WRITTEN REQUEST: Reproduce every line in the listing that contains the word "خالي".

[Begin RECORDS PROVIDED]

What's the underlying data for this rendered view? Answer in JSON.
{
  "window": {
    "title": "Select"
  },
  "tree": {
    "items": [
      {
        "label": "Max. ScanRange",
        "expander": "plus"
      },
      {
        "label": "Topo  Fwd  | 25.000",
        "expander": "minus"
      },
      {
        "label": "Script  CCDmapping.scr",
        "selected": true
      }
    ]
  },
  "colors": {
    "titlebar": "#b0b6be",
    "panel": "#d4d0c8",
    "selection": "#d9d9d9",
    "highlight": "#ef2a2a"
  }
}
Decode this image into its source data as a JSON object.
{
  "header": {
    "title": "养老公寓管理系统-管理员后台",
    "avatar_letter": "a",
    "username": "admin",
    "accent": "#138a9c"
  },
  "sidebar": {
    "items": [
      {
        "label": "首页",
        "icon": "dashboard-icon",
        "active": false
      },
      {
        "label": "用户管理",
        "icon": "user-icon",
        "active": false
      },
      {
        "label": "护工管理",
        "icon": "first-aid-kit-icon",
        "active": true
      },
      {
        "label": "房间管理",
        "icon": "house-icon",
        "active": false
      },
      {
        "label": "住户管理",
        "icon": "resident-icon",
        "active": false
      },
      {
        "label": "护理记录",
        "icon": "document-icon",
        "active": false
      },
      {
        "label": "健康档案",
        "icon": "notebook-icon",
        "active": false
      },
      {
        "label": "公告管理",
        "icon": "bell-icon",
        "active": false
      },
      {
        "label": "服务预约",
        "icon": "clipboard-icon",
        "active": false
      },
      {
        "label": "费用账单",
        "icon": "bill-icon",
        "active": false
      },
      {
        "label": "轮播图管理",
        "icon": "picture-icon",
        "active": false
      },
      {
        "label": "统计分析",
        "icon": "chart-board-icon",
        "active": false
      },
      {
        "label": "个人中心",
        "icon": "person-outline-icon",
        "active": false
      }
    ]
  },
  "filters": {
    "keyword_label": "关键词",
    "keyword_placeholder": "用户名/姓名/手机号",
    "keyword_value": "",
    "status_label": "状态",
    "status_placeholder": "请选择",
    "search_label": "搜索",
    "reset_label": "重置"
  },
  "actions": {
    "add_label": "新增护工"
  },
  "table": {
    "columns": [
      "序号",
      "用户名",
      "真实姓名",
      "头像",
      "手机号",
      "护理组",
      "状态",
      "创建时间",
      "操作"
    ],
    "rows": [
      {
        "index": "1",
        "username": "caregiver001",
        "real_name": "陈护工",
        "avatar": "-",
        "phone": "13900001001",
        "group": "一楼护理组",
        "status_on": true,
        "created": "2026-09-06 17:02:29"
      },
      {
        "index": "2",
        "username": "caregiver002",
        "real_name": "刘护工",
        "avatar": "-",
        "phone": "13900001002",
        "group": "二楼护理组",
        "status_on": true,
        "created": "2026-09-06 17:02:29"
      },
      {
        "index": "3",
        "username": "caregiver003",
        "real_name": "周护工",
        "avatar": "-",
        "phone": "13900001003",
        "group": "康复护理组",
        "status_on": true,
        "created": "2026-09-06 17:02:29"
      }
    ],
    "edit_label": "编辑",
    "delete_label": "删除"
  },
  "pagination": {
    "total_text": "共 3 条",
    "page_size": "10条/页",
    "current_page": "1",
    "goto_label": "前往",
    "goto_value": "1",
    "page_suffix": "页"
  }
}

[End RECORDS PROVIDED]
[Begin RECORDS PROVIDED]

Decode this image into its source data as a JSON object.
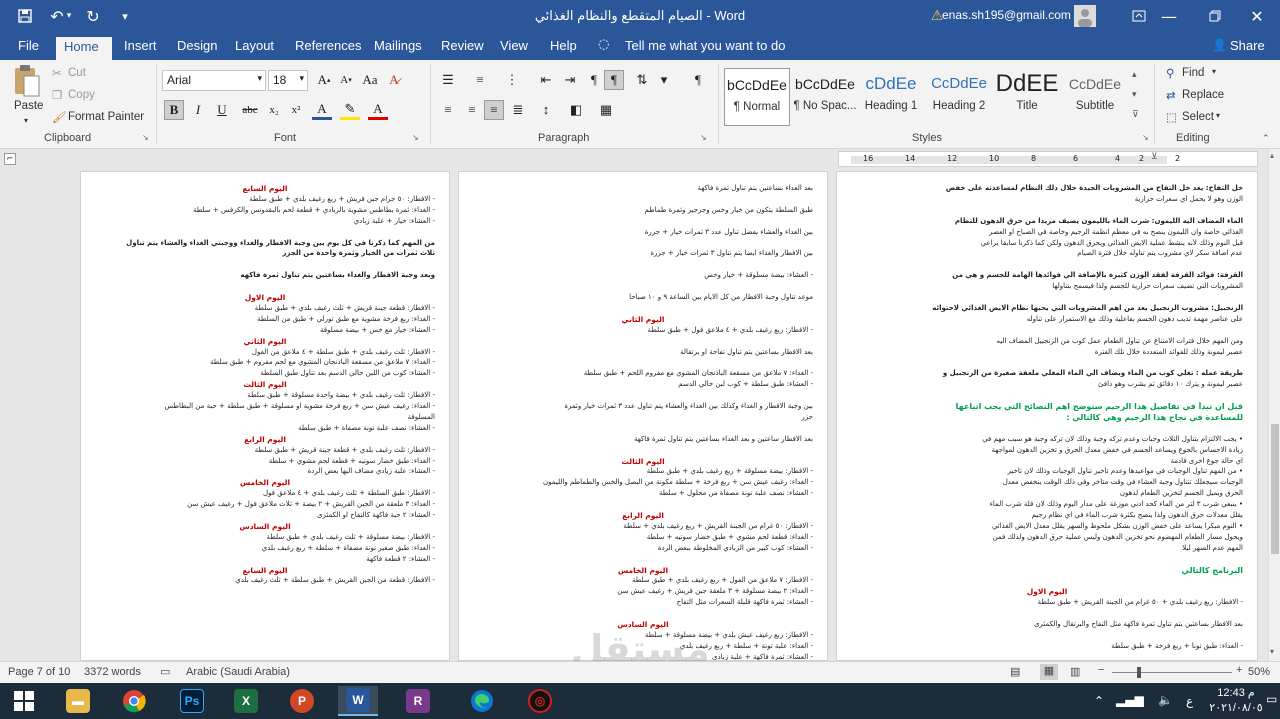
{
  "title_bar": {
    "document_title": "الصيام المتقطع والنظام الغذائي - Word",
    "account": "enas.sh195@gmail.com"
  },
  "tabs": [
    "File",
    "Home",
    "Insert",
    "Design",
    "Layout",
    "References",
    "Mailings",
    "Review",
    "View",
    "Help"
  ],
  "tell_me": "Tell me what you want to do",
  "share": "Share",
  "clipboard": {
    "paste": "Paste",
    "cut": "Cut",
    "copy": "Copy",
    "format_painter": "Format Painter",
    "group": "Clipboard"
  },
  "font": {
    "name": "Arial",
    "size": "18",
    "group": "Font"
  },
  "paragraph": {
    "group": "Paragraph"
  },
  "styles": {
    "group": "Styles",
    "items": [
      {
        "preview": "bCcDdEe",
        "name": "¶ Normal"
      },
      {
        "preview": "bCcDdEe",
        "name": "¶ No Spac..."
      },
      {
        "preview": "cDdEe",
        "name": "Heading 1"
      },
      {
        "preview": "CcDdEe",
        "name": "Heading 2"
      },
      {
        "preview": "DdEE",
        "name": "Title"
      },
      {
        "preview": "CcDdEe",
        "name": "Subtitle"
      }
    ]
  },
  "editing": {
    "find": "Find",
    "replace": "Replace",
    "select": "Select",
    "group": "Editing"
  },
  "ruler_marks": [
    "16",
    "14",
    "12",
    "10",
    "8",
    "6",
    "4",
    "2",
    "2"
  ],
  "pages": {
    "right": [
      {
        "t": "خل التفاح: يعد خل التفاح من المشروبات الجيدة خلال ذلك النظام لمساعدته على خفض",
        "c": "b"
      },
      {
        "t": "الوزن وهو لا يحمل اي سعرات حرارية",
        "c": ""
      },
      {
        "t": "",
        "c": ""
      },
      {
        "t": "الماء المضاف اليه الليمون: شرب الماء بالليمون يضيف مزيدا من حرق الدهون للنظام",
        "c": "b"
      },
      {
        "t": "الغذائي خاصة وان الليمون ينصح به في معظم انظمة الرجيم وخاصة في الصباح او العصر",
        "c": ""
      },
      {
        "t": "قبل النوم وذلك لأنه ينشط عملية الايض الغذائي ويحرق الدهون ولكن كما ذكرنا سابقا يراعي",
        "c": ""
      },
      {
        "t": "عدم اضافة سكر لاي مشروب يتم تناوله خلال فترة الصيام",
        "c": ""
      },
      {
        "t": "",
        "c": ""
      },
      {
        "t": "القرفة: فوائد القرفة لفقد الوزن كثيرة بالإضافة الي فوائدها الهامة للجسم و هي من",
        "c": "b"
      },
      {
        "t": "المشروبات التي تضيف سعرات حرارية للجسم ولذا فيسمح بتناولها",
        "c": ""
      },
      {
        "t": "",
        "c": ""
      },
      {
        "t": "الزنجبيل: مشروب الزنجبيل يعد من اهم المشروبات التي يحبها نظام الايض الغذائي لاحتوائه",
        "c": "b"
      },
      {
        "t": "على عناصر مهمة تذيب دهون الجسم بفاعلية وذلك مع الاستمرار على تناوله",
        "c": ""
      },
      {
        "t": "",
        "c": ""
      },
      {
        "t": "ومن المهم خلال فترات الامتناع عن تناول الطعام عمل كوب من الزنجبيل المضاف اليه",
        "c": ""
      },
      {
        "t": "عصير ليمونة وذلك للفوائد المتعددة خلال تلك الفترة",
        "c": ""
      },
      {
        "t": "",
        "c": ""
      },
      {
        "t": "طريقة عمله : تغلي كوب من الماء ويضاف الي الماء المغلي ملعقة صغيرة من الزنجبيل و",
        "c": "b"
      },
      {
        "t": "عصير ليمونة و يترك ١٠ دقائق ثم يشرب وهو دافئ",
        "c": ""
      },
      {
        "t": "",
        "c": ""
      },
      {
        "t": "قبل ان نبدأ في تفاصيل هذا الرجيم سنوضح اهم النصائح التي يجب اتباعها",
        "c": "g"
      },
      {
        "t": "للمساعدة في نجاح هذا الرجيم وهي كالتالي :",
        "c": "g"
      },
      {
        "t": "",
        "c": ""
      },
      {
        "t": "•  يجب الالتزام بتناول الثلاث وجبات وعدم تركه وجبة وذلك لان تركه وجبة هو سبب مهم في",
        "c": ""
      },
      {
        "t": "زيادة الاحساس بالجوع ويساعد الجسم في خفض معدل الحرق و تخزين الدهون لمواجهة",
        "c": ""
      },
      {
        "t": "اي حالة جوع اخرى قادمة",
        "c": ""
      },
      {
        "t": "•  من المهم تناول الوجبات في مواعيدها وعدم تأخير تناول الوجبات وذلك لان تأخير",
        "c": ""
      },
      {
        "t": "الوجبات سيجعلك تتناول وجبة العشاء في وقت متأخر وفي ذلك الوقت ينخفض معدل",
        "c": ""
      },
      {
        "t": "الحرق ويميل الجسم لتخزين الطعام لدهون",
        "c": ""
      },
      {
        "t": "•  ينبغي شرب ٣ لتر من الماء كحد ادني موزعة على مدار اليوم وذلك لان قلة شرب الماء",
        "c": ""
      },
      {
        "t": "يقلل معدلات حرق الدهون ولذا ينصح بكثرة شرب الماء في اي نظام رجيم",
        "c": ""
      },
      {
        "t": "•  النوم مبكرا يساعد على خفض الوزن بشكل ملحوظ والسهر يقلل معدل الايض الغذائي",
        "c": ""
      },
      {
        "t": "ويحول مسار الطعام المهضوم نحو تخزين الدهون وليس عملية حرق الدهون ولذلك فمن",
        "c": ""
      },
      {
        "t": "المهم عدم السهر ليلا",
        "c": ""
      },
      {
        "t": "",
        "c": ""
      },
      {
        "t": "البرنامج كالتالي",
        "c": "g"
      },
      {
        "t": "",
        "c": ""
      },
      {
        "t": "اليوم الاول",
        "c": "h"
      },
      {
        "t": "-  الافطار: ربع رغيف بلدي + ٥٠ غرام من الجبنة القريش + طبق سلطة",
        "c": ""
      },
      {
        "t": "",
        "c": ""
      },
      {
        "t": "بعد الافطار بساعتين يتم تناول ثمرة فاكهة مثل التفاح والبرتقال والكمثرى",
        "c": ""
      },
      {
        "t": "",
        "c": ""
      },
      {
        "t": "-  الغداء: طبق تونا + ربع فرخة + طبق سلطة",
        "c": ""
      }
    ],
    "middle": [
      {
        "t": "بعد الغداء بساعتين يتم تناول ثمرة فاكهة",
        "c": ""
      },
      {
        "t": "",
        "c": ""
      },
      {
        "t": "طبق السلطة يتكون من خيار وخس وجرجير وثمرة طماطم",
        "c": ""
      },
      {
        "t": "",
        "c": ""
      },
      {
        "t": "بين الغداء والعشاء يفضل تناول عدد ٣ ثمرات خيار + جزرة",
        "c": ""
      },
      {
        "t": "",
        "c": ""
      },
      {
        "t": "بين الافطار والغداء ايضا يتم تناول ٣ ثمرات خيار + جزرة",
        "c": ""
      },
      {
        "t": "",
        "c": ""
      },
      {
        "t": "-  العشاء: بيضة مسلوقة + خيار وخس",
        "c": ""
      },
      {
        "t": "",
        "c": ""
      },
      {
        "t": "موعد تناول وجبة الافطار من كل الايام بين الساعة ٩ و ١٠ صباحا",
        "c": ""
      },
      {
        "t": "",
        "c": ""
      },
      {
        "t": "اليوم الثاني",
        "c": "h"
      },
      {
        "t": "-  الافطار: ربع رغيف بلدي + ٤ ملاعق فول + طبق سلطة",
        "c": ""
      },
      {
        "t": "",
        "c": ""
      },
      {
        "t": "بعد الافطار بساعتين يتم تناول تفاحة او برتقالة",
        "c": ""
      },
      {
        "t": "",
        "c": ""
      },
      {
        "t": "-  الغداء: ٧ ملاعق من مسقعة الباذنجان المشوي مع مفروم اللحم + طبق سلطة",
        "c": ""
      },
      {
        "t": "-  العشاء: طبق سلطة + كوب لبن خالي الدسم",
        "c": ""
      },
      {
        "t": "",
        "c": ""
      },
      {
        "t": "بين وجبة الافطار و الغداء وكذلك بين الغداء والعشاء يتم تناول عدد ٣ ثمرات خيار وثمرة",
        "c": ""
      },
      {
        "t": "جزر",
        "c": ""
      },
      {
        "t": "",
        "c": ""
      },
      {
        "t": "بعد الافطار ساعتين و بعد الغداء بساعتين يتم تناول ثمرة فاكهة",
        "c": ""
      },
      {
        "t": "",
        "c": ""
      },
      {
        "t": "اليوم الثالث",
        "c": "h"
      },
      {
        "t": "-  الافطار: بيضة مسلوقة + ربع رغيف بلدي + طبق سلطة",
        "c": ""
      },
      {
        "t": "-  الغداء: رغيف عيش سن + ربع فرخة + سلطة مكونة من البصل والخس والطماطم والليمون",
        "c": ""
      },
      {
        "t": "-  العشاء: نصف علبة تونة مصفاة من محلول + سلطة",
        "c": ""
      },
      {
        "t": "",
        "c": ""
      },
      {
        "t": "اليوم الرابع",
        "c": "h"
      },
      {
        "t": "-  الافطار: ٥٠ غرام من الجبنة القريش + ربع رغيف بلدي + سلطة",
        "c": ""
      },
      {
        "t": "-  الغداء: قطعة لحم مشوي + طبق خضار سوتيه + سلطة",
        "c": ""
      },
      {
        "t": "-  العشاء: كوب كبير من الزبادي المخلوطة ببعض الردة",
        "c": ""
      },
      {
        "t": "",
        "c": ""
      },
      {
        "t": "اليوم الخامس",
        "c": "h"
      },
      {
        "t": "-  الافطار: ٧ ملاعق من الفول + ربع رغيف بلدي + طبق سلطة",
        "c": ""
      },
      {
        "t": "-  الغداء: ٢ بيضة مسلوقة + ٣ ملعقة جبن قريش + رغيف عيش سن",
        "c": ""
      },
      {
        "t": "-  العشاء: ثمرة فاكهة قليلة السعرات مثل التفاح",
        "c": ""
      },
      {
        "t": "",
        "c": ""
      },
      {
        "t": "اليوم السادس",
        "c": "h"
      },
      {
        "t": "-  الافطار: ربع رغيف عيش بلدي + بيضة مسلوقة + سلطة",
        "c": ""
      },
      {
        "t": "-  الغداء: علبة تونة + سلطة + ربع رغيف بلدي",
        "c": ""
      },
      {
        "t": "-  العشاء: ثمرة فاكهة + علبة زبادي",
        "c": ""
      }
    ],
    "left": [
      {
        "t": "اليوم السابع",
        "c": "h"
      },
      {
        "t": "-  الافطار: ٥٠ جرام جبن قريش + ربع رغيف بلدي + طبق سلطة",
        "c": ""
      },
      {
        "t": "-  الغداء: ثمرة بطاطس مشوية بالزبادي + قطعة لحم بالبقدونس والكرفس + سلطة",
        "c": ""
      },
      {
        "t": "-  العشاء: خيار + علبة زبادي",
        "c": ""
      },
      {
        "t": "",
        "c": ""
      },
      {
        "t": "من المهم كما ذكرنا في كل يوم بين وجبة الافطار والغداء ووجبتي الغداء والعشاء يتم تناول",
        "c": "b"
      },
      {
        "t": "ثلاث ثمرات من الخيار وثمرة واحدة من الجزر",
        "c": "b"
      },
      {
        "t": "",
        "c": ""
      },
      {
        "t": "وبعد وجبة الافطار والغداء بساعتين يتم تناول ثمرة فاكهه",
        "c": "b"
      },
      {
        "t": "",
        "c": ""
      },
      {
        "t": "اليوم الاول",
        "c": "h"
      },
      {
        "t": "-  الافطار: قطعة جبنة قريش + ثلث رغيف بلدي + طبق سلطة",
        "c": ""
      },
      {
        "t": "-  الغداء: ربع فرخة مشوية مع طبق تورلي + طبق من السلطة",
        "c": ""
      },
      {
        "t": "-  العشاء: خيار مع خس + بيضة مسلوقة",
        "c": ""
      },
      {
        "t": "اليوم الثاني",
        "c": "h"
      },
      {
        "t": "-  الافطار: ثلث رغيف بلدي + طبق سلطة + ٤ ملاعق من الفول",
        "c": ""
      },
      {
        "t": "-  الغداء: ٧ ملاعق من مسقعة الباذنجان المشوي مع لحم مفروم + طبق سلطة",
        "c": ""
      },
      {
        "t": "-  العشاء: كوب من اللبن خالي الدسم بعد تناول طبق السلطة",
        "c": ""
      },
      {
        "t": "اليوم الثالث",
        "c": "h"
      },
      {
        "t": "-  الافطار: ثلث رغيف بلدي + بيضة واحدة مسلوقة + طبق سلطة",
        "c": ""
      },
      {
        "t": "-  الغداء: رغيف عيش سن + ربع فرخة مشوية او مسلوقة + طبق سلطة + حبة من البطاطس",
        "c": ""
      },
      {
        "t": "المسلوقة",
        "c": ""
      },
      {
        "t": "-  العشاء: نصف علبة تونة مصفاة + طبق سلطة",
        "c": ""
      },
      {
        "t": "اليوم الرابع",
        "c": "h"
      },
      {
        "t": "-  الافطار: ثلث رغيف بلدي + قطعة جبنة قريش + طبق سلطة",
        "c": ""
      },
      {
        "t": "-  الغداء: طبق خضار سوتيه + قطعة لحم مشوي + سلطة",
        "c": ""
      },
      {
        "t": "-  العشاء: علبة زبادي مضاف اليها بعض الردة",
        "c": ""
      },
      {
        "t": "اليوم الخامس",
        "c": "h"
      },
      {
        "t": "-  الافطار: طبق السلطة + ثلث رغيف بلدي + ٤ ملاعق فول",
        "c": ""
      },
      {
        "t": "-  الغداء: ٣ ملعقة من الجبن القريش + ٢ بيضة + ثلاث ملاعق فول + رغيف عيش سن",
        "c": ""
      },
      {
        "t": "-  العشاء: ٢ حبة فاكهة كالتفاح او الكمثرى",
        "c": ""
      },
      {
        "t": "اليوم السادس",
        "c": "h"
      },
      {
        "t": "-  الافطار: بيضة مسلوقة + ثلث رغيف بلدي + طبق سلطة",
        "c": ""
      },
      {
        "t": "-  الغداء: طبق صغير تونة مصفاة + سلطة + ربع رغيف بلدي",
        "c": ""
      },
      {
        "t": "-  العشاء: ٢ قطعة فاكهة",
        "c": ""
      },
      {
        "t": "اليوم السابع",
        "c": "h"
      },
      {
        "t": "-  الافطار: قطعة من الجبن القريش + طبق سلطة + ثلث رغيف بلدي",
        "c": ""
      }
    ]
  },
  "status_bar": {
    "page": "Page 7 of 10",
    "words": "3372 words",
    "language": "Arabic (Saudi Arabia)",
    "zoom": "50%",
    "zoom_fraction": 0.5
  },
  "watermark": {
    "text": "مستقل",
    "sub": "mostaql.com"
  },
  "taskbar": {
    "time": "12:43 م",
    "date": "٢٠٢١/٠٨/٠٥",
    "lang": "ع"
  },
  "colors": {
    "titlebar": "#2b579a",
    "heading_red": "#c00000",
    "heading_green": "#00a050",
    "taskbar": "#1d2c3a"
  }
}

[End RECORDS PROVIDED]

RESPONSE TO THIS TASK:
        "t": "-  العشاء: طبق سلطة + كوب لبن خالي الدسم",
        "t": "-  العشاء: كوب من اللبن خالي الدسم بعد تناول طبق السلطة",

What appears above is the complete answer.